§ **Task to complete**: Skip every image and restate the data word for word.

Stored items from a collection
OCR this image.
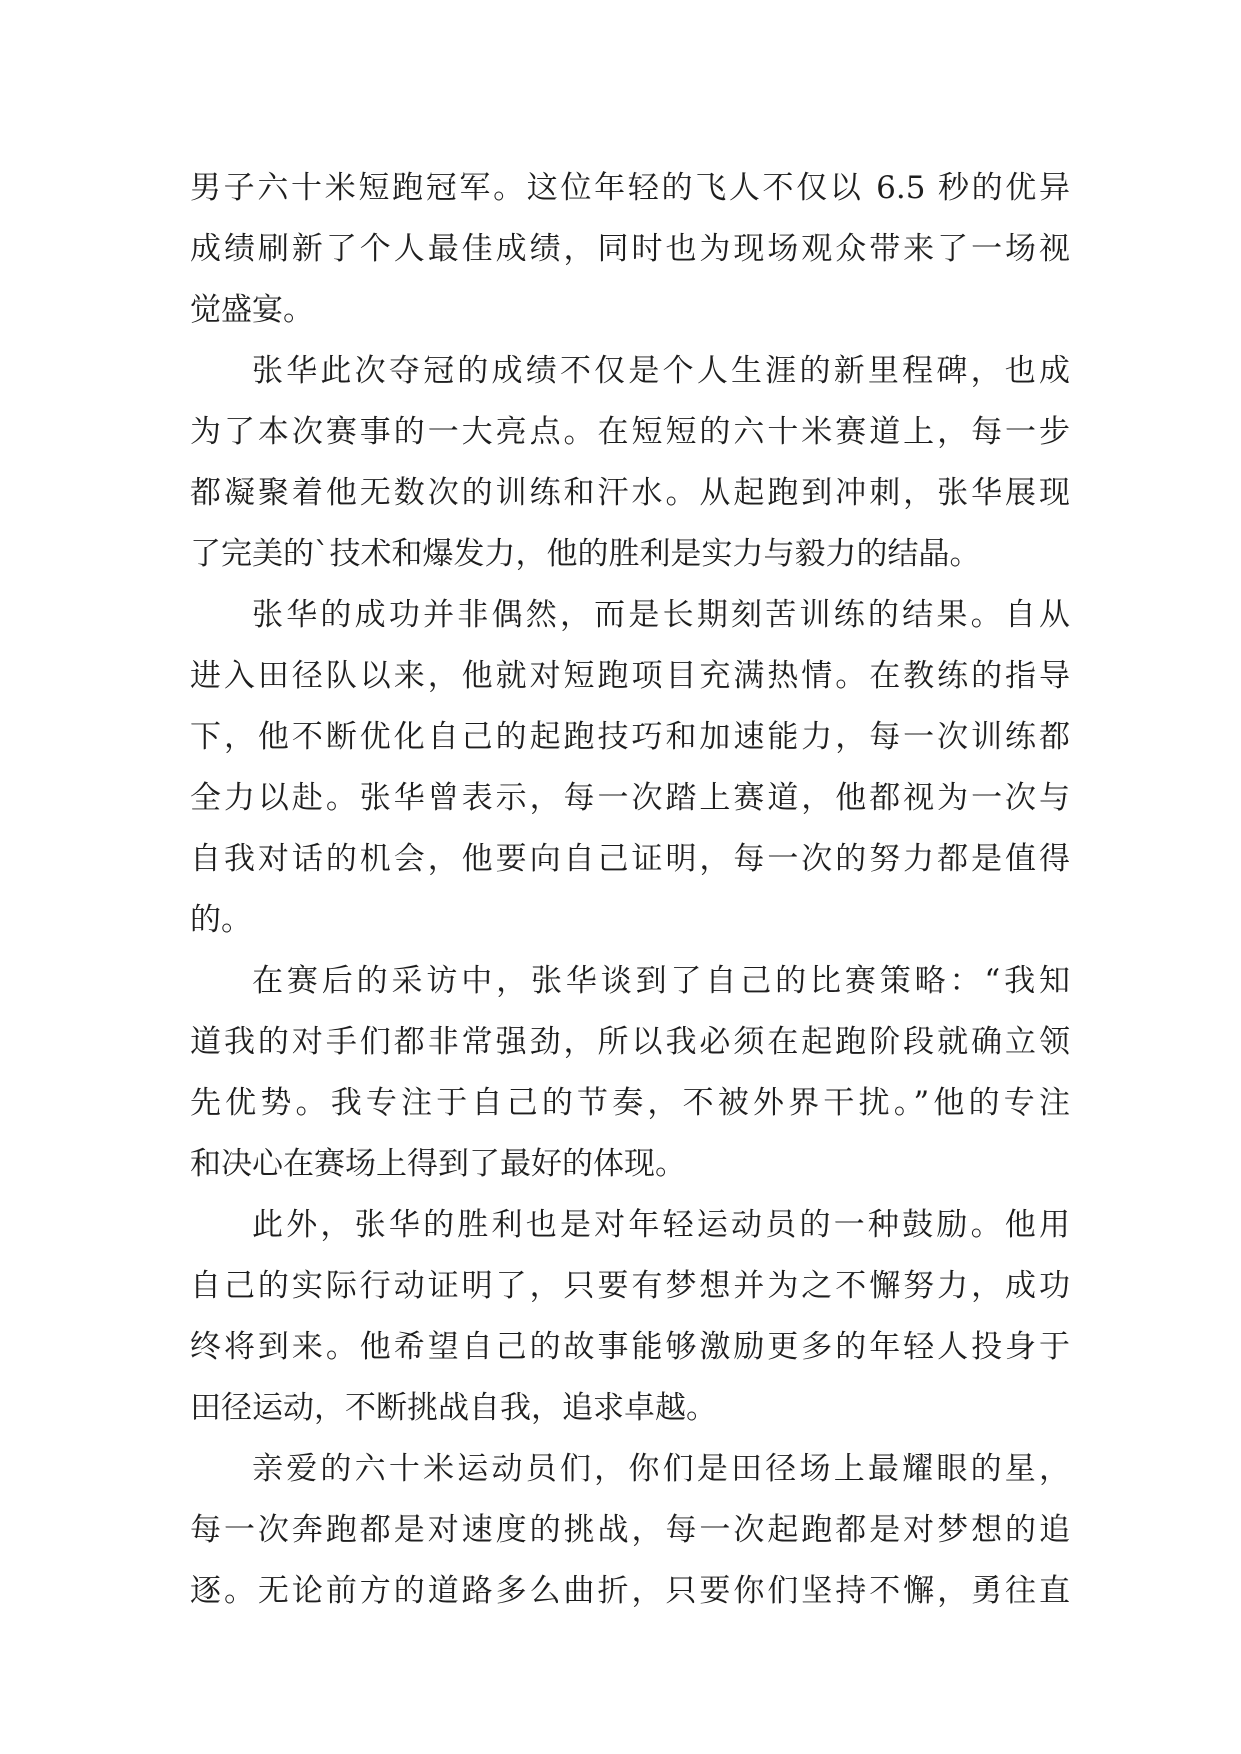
男子六十米短跑冠军。这位年轻的飞人不仅以 6.5 秒的优异
成绩刷新了个人最佳成绩，同时也为现场观众带来了一场视
觉盛宴。
张华此次夺冠的成绩不仅是个人生涯的新里程碑，也成
为了本次赛事的一大亮点。在短短的六十米赛道上，每一步
都凝聚着他无数次的训练和汗水。从起跑到冲刺，张华展现
了完美的`技术和爆发力，他的胜利是实力与毅力的结晶。
张华的成功并非偶然，而是长期刻苦训练的结果。自从
进入田径队以来，他就对短跑项目充满热情。在教练的指导
下，他不断优化自己的起跑技巧和加速能力，每一次训练都
全力以赴。张华曾表示，每一次踏上赛道，他都视为一次与
自我对话的机会，他要向自己证明，每一次的努力都是值得
的。
在赛后的采访中，张华谈到了自己的比赛策略：“我知
道我的对手们都非常强劲，所以我必须在起跑阶段就确立领
先优势。我专注于自己的节奏，不被外界干扰。”他的专注
和决心在赛场上得到了最好的体现。
此外，张华的胜利也是对年轻运动员的一种鼓励。他用
自己的实际行动证明了，只要有梦想并为之不懈努力，成功
终将到来。他希望自己的故事能够激励更多的年轻人投身于
田径运动，不断挑战自我，追求卓越。
亲爱的六十米运动员们，你们是田径场上最耀眼的星，
每一次奔跑都是对速度的挑战，每一次起跑都是对梦想的追
逐。无论前方的道路多么曲折，只要你们坚持不懈，勇往直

§ **In response**:
OCR this image.
男子六十米短跑冠军。这位年轻的飞人不仅以 6.5 秒的优异
成绩刷新了个人最佳成绩，同时也为现场观众带来了一场视
觉盛宴。
张华此次夺冠的成绩不仅是个人生涯的新里程碑，也成
为了本次赛事的一大亮点。在短短的六十米赛道上，每一步
都凝聚着他无数次的训练和汗水。从起跑到冲刺，张华展现
了完美的`技术和爆发力，他的胜利是实力与毅力的结晶。
张华的成功并非偶然，而是长期刻苦训练的结果。自从
进入田径队以来，他就对短跑项目充满热情。在教练的指导
下，他不断优化自己的起跑技巧和加速能力，每一次训练都
全力以赴。张华曾表示，每一次踏上赛道，他都视为一次与
自我对话的机会，他要向自己证明，每一次的努力都是值得
的。
在赛后的采访中，张华谈到了自己的比赛策略：“我知
道我的对手们都非常强劲，所以我必须在起跑阶段就确立领
先优势。我专注于自己的节奏，不被外界干扰。”他的专注
和决心在赛场上得到了最好的体现。
此外，张华的胜利也是对年轻运动员的一种鼓励。他用
自己的实际行动证明了，只要有梦想并为之不懈努力，成功
终将到来。他希望自己的故事能够激励更多的年轻人投身于
田径运动，不断挑战自我，追求卓越。
亲爱的六十米运动员们，你们是田径场上最耀眼的星，
每一次奔跑都是对速度的挑战，每一次起跑都是对梦想的追
逐。无论前方的道路多么曲折，只要你们坚持不懈，勇往直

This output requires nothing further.